__EXERCISE__
Please answer from the Ryan Howard rehab article below: on what date does the 20-day clock on his rehab assignment run out?

__EXCERPT TO READ__
START

The plan is for Howard to take Wednesday off and return to Lehigh Valley for more games on Thursday and Friday, when he could play back-to-back games in the field for the first time during his rehab. The 20-day clock on his rehab assignment does not run out until July 18. The struggling Phillies, who lost their sixth straight game on Tuesday, 11-1, to the Mets, could use him as soon as possible.
"A lot of it's just getting used to the game speed and just kind of getting the reads off bats defensively and getting my feel and timing back defensively," said Howard, who is 7-for-17 with a home run and nine RBIs in the six Minor League games. "Hitting-wise, it's just kind of settling in, letting all the nerves get out and just doing all that and now kind of getting back into the flow of things."
Tuesday marked the first time Howard played more than five innings in the field. The ball came his way a few times, but most of his action involved routine plays. He said afterward he felt good.
But the signature moment of Tuesday's game came in Howard's second at-bat. Facing former Mets starter John Maine, whom he was 6-for-24 against with two homers in the Majors, Howard jumped ahead in the count, 3-1. Maine left a low fastball over the plate and Howard, as the pitcher put it, "just hit the tar out of it," to the opposite way in left-center field.
"He gave me a thrill there watching that from the third-base coach's box," Lehigh Valley manager Ryne Sandberg said. "That's vintage Ryan Howard driving the ball like that to left-center field."

END

__EXCERPTED RECORDS__
START

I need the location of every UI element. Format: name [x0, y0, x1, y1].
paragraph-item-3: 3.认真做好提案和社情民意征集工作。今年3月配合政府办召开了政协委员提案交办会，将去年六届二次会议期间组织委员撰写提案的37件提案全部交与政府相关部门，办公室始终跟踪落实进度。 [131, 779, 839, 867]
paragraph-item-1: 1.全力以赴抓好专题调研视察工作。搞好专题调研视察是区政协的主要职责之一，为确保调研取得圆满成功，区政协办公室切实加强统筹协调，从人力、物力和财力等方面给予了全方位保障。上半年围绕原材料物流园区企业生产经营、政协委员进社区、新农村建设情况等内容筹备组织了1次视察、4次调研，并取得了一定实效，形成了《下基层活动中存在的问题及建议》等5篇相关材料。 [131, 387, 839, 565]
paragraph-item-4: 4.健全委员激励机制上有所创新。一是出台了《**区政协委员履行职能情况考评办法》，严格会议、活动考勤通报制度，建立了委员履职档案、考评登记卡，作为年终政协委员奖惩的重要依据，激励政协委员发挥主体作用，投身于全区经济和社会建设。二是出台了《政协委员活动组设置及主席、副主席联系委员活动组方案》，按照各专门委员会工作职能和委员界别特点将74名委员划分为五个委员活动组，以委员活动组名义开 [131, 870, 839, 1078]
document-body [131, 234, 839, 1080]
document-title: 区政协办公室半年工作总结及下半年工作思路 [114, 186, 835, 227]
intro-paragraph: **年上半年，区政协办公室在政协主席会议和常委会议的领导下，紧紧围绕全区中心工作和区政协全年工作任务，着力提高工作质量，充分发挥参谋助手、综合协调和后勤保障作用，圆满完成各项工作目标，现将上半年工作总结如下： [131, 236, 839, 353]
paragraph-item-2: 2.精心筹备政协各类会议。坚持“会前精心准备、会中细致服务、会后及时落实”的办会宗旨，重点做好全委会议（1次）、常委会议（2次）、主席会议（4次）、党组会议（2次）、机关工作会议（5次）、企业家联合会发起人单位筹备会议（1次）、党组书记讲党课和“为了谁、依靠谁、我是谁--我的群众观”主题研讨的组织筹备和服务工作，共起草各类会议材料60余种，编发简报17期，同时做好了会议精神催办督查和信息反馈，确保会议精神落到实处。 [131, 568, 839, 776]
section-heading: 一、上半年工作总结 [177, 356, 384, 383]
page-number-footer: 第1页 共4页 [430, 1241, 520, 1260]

END
START

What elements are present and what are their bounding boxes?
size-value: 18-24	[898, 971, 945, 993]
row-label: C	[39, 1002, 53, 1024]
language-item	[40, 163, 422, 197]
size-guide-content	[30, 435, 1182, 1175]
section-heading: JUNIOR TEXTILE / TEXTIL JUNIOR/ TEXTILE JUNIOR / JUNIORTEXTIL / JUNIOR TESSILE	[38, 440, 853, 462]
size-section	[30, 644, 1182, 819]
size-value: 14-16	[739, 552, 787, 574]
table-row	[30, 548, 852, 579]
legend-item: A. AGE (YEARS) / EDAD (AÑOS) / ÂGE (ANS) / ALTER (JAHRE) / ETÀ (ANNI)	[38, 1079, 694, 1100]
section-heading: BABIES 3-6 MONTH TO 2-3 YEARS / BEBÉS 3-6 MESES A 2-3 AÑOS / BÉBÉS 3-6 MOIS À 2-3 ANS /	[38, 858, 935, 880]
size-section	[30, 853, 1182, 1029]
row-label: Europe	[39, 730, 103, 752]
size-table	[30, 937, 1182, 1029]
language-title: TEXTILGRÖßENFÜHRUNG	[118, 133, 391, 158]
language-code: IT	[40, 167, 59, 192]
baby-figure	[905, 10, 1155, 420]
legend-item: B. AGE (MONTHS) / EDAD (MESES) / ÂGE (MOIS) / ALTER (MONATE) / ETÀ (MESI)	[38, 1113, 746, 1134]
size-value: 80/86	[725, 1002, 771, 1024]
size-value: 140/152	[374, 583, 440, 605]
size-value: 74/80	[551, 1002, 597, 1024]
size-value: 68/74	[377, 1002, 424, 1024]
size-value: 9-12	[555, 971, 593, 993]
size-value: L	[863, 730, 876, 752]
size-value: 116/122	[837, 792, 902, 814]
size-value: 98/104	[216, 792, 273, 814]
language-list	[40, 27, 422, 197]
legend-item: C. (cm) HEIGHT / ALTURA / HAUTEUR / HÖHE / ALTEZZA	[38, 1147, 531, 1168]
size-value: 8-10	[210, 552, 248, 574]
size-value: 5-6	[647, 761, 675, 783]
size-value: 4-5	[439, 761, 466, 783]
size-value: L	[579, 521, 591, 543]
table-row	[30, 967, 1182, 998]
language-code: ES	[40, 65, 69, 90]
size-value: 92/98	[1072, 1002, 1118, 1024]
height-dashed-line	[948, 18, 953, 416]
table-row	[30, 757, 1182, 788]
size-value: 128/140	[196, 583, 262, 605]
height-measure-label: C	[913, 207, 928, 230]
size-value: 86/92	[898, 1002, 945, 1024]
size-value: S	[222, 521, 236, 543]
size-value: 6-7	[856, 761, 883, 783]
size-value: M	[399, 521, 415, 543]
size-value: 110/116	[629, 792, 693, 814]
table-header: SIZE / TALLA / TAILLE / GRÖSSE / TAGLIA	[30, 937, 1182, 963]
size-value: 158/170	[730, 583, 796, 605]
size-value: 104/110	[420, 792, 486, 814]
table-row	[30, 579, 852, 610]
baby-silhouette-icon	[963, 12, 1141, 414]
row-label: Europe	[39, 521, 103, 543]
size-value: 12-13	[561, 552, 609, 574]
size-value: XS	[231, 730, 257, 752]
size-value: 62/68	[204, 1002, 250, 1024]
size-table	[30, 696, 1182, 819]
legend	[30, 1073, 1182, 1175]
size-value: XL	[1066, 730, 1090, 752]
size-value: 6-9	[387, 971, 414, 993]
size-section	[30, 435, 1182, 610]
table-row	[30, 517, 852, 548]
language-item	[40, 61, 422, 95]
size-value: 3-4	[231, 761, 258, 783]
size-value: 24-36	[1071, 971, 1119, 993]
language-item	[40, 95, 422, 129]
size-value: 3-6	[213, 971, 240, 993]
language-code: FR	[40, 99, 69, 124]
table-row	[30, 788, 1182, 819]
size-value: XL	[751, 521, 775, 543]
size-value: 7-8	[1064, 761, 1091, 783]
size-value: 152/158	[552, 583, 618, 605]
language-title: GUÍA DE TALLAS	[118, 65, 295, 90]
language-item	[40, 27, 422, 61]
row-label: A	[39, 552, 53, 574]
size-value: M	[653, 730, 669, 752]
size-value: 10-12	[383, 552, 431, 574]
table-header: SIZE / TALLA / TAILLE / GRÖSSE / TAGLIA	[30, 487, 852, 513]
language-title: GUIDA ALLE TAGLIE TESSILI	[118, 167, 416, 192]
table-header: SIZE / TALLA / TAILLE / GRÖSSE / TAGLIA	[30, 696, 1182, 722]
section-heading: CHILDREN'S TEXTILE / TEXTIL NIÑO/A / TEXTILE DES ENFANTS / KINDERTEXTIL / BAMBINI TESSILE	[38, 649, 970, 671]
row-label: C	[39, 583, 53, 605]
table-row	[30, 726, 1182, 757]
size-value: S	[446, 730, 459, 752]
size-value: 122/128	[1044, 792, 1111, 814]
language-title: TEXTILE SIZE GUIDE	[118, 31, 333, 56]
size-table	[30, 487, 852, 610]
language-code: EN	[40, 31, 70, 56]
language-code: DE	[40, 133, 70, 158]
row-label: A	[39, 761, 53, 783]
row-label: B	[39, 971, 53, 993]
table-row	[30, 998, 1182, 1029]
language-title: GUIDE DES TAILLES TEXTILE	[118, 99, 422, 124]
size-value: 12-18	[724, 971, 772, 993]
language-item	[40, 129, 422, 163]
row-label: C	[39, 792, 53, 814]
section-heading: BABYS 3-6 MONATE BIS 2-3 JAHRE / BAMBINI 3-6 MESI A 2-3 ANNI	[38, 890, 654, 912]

END

__FINISHED ANSWER__
July 18